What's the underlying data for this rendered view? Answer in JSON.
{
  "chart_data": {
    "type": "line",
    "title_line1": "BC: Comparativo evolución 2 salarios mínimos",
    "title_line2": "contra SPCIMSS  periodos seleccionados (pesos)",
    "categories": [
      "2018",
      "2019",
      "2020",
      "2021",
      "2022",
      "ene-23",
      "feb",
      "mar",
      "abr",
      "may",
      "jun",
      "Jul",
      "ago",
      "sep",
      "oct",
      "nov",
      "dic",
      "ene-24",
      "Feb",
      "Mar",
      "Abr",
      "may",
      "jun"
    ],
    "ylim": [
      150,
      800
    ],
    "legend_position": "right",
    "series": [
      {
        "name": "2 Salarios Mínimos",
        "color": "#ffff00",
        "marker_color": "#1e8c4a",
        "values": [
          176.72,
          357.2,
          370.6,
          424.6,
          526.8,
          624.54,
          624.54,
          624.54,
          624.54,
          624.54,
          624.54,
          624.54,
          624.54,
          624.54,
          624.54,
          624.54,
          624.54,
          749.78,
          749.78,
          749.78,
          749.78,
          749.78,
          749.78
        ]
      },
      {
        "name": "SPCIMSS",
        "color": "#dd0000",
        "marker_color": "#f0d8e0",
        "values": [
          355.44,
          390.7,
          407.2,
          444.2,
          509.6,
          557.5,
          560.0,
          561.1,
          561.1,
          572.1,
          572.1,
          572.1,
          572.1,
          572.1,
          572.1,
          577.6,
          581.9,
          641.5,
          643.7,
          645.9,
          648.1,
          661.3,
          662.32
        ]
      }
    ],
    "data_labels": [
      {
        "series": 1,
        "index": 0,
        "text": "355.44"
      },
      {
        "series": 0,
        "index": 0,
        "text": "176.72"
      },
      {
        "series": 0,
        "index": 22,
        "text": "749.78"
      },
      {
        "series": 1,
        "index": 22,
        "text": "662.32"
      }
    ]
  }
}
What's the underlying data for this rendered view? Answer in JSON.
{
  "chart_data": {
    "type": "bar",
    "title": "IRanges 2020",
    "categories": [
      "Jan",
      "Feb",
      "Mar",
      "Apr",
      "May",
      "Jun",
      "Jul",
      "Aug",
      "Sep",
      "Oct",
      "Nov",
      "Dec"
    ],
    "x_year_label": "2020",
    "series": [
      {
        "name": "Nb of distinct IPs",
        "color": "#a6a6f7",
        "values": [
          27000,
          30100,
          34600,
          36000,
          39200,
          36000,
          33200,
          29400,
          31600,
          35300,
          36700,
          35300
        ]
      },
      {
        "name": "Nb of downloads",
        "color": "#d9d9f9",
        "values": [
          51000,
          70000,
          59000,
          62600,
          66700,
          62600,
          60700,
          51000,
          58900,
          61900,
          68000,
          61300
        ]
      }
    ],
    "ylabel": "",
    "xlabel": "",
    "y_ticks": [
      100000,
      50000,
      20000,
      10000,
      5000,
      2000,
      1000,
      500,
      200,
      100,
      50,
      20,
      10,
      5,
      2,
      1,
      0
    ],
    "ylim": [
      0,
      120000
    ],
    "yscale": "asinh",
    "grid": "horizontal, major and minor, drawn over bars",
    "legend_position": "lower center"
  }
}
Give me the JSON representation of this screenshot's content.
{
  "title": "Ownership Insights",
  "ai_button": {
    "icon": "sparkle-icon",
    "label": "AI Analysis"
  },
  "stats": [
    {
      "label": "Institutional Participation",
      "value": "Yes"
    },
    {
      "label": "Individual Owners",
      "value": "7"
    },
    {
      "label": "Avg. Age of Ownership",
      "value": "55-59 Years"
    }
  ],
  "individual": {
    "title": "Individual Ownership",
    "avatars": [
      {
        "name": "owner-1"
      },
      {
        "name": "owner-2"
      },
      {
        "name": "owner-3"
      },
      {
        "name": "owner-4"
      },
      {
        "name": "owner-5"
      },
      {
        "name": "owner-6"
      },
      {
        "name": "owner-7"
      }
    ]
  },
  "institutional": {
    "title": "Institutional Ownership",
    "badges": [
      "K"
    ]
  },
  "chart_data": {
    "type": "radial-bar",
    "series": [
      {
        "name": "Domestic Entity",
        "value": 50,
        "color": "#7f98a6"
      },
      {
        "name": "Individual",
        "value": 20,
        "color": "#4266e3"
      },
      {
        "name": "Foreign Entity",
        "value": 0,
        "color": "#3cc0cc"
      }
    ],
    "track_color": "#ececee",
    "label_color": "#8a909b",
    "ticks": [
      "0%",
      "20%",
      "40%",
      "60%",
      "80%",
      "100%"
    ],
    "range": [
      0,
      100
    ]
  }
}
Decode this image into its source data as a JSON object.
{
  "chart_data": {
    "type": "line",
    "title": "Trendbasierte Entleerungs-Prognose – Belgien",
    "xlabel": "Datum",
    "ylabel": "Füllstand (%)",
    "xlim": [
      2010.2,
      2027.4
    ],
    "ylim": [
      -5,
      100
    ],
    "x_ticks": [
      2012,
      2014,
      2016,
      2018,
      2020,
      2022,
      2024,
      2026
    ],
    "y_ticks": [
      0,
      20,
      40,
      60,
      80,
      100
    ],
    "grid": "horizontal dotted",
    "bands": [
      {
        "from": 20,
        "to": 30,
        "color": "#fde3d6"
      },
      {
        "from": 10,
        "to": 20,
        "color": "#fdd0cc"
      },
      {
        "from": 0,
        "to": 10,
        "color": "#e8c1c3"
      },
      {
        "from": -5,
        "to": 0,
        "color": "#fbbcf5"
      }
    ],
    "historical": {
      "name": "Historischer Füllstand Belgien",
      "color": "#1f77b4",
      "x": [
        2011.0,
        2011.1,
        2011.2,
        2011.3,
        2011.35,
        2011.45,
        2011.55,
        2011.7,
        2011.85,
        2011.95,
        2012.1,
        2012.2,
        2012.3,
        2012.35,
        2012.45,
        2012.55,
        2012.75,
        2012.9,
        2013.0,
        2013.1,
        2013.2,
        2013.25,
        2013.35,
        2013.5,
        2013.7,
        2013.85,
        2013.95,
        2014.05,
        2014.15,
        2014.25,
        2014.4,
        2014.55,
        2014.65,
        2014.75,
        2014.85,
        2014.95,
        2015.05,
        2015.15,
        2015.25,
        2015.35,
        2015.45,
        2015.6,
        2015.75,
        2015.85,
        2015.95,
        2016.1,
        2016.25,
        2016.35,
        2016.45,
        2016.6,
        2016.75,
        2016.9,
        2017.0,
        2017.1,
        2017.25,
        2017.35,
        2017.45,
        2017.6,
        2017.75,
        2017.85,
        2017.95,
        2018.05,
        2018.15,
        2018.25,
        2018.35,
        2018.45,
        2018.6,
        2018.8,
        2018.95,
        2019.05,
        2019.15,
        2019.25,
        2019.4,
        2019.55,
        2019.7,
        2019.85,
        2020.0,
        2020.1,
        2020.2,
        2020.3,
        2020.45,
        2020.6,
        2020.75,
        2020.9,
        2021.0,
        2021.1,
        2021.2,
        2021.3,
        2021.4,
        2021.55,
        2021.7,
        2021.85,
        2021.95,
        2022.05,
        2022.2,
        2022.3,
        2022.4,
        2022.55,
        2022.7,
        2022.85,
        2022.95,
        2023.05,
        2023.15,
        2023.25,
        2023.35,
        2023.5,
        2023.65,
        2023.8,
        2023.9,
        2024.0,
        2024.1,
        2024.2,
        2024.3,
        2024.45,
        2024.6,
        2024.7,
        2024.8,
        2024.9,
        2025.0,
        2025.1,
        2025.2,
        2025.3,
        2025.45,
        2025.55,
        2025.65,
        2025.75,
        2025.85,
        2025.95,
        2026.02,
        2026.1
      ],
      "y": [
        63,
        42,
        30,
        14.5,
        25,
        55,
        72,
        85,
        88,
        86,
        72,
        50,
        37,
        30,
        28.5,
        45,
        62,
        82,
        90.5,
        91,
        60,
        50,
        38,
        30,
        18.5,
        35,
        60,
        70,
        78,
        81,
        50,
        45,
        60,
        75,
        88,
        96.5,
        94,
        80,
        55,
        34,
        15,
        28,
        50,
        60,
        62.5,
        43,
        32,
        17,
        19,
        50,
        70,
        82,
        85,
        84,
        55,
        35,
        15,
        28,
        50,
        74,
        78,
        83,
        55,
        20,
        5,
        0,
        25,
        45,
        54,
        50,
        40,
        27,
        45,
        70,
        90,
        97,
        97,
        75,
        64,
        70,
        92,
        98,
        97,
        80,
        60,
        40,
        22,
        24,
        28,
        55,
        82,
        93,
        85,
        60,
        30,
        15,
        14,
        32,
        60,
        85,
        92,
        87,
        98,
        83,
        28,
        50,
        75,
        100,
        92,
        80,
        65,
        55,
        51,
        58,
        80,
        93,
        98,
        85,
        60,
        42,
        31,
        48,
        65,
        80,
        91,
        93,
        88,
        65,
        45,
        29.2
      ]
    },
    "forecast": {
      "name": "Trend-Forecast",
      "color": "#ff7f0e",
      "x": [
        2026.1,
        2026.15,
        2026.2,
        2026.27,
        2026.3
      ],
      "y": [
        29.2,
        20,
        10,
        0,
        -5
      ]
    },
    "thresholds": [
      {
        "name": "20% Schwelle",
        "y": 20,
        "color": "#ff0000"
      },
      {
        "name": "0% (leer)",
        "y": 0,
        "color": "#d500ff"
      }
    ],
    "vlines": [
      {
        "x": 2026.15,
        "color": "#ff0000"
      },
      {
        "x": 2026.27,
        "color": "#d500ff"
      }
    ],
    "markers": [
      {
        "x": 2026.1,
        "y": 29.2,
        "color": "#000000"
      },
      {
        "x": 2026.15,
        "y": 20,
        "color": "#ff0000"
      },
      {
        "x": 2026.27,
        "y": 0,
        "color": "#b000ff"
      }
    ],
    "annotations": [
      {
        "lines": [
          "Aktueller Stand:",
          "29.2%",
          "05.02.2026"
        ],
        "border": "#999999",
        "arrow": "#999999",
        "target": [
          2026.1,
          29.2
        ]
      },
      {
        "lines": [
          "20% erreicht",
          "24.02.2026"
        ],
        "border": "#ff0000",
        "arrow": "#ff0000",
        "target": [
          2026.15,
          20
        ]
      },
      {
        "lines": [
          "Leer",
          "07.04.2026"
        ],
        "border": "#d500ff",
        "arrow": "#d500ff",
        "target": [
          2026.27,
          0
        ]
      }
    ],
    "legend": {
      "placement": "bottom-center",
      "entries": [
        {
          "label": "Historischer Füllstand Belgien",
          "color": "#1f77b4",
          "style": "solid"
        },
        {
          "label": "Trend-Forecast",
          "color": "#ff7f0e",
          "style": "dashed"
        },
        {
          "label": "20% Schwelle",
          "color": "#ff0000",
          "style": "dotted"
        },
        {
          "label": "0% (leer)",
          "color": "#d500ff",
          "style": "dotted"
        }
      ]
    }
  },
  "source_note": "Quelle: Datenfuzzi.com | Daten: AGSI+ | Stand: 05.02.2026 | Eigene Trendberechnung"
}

WHAT YOU WILL DO:
Search the data for "JSON" and list every line in which it occurs.

THE OUTPUT:
What's the underlying data for this rendered view? Answer in JSON.
What's the underlying data for this rendered view? Answer in JSON.
Give me the JSON representation of this screenshot's content.
Decode this image into its source data as a JSON object.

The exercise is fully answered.